TASK BRIEF: Only a number is wanted: how many lines in the records below contain "absorption"?

RECORDS FOR PROCESSING:
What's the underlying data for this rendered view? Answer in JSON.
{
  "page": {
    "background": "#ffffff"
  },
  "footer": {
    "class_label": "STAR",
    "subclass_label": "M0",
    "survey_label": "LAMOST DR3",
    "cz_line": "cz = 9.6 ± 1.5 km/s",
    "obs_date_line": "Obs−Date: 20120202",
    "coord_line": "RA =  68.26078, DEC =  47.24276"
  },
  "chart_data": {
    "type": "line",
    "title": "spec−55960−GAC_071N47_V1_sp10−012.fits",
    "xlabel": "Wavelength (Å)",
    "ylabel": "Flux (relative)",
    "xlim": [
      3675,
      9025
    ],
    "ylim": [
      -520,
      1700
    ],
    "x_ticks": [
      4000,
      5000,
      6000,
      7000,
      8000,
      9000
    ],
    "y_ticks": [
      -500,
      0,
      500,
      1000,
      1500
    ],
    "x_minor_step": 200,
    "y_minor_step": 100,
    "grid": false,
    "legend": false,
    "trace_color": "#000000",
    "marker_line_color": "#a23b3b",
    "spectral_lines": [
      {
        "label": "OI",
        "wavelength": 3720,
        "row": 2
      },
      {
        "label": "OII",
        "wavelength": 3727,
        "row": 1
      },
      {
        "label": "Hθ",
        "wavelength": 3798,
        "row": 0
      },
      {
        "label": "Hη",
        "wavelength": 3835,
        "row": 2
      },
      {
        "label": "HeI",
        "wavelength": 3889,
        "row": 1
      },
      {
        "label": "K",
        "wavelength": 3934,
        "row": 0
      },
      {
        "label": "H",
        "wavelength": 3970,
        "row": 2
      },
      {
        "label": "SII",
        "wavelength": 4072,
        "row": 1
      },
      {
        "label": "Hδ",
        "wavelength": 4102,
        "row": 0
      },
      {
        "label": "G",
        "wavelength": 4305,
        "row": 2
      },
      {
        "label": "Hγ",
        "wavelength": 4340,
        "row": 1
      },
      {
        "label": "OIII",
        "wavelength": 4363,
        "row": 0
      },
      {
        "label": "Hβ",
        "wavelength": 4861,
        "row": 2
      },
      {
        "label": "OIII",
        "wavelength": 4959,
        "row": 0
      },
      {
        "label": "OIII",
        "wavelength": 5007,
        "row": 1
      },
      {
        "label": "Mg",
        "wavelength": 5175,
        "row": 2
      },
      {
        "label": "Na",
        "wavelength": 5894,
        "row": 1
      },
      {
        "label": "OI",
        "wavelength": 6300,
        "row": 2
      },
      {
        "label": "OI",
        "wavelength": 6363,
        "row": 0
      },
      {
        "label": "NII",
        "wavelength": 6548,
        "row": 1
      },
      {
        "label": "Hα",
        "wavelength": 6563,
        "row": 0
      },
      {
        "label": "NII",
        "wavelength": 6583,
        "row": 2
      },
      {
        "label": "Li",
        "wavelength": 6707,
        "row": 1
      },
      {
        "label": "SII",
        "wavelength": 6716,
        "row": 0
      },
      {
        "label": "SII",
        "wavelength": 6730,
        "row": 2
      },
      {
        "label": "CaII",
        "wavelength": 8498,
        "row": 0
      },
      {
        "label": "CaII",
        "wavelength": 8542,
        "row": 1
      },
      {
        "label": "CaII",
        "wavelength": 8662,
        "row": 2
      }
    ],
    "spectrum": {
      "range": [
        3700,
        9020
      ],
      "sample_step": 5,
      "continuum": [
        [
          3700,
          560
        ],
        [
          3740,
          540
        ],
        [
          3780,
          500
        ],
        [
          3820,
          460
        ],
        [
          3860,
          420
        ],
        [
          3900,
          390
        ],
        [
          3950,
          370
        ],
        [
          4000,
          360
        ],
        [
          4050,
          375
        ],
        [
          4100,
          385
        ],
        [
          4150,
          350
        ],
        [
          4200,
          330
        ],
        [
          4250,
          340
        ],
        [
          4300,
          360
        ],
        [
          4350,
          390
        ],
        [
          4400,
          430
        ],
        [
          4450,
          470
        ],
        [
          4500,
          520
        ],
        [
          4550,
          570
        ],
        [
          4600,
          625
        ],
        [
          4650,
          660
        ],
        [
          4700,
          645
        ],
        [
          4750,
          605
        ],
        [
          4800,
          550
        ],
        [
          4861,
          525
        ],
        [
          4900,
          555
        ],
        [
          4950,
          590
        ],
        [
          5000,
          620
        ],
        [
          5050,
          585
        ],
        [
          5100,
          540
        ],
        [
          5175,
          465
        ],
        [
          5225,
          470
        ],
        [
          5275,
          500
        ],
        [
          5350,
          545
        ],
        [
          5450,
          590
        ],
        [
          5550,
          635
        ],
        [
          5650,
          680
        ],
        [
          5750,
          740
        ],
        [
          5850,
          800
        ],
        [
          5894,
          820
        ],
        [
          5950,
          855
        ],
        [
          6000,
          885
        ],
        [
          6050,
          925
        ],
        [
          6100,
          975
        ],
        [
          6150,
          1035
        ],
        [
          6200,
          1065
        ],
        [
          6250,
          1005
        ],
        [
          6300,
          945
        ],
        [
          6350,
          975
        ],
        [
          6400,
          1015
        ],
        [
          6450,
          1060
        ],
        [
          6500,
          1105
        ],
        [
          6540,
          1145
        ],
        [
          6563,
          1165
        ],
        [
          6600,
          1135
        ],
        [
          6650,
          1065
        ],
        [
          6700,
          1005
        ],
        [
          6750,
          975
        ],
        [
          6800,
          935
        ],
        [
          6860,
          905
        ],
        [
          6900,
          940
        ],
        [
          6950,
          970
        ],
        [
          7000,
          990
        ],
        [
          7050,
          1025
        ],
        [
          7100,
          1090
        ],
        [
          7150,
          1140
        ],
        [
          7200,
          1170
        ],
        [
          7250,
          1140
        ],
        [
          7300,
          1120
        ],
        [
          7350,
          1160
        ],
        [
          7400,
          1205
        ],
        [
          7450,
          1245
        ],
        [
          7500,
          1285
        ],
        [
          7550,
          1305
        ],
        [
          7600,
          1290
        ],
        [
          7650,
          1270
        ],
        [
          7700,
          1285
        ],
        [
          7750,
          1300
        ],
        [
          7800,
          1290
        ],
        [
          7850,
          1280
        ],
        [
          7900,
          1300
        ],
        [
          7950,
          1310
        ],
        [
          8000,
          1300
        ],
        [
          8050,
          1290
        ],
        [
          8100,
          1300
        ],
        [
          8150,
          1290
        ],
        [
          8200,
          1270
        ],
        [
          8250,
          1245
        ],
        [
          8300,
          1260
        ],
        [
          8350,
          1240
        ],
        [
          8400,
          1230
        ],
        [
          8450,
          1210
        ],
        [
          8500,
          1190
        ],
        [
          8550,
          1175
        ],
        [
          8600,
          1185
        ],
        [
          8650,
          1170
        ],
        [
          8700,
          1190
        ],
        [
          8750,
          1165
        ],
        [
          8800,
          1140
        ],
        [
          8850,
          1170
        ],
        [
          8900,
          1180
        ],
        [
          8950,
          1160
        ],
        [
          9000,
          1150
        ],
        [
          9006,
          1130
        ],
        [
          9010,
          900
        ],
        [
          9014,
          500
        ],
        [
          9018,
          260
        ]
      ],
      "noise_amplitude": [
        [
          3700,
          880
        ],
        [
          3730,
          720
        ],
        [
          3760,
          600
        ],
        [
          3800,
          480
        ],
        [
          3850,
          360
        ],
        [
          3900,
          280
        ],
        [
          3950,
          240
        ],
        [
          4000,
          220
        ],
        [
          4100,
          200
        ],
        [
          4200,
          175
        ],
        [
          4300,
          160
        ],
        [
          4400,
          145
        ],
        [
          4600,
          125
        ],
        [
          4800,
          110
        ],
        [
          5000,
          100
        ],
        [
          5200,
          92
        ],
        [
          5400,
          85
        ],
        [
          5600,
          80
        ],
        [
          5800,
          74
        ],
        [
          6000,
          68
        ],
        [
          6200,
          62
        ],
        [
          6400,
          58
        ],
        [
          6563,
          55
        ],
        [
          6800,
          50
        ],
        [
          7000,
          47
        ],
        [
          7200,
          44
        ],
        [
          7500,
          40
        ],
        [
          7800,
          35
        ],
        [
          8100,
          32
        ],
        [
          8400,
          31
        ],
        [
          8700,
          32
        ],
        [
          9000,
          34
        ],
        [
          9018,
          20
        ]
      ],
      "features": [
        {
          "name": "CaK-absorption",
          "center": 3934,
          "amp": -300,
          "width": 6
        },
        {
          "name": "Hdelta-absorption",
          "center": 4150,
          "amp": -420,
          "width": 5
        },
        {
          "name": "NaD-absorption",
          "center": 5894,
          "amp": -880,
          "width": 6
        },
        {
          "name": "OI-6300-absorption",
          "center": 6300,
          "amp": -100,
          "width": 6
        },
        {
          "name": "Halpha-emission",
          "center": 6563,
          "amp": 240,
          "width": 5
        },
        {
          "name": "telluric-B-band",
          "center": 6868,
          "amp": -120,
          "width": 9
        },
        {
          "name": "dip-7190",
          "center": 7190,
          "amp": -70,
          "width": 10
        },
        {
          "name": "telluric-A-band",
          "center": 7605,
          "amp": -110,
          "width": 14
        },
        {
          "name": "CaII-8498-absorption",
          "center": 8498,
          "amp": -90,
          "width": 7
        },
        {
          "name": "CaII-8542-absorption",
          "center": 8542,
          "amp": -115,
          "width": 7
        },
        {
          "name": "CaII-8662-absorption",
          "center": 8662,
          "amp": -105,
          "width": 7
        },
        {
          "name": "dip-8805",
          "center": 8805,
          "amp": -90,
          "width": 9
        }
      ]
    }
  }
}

TASK ANSWER: 7